• _INSTRUCTION_
The listing below should be written out exactly; please include all of it.

• _RECORDS FOR THIS EXERCISE_

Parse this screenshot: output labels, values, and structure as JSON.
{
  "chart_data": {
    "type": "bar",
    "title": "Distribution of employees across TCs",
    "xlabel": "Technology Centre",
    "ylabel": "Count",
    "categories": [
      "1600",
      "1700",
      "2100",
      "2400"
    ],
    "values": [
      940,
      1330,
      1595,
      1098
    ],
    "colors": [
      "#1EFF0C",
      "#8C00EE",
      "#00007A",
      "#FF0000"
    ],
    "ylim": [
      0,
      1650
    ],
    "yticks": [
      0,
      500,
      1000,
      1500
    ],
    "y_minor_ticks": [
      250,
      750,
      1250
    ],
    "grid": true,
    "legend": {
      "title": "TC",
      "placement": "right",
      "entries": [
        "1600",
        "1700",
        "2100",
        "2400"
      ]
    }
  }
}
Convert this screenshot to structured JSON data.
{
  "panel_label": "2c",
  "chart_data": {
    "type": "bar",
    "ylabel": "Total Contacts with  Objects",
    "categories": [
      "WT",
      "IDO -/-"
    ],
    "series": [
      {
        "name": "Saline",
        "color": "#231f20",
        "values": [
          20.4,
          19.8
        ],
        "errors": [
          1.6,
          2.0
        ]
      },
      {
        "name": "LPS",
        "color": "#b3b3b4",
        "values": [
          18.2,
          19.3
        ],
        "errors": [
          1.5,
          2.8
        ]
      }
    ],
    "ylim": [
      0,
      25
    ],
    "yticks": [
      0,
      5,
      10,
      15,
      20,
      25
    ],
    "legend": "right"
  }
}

• _FINISHED EXERCISE_
Parse this screenshot: output labels, values, and structure as JSON.
{
  "chart_data": {
    "type": "bar",
    "title": "Distribution of employees across TCs",
    "xlabel": "Technology Centre",
    "ylabel": "Count",
    "categories": [
      "1600",
      "1700",
      "2100",
      "2400"
    ],
    "values": [
      940,
      1330,
      1595,
      1098
    ],
    "colors": [
      "#1EFF0C",
      "#8C00EE",
      "#00007A",
      "#FF0000"
    ],
    "ylim": [
      0,
      1650
    ],
    "yticks": [
      0,
      500,
      1000,
      1500
    ],
    "y_minor_ticks": [
      250,
      750,
      1250
    ],
    "grid": true,
    "legend": {
      "title": "TC",
      "placement": "right",
      "entries": [
        "1600",
        "1700",
        "2100",
        "2400"
      ]
    }
  }
}
Convert this screenshot to structured JSON data.
{
  "panel_label": "2c",
  "chart_data": {
    "type": "bar",
    "ylabel": "Total Contacts with  Objects",
    "categories": [
      "WT",
      "IDO -/-"
    ],
    "series": [
      {
        "name": "Saline",
        "color": "#231f20",
        "values": [
          20.4,
          19.8
        ],
        "errors": [
          1.6,
          2.0
        ]
      },
      {
        "name": "LPS",
        "color": "#b3b3b4",
        "values": [
          18.2,
          19.3
        ],
        "errors": [
          1.5,
          2.8
        ]
      }
    ],
    "ylim": [
      0,
      25
    ],
    "yticks": [
      0,
      5,
      10,
      15,
      20,
      25
    ],
    "legend": "right"
  }
}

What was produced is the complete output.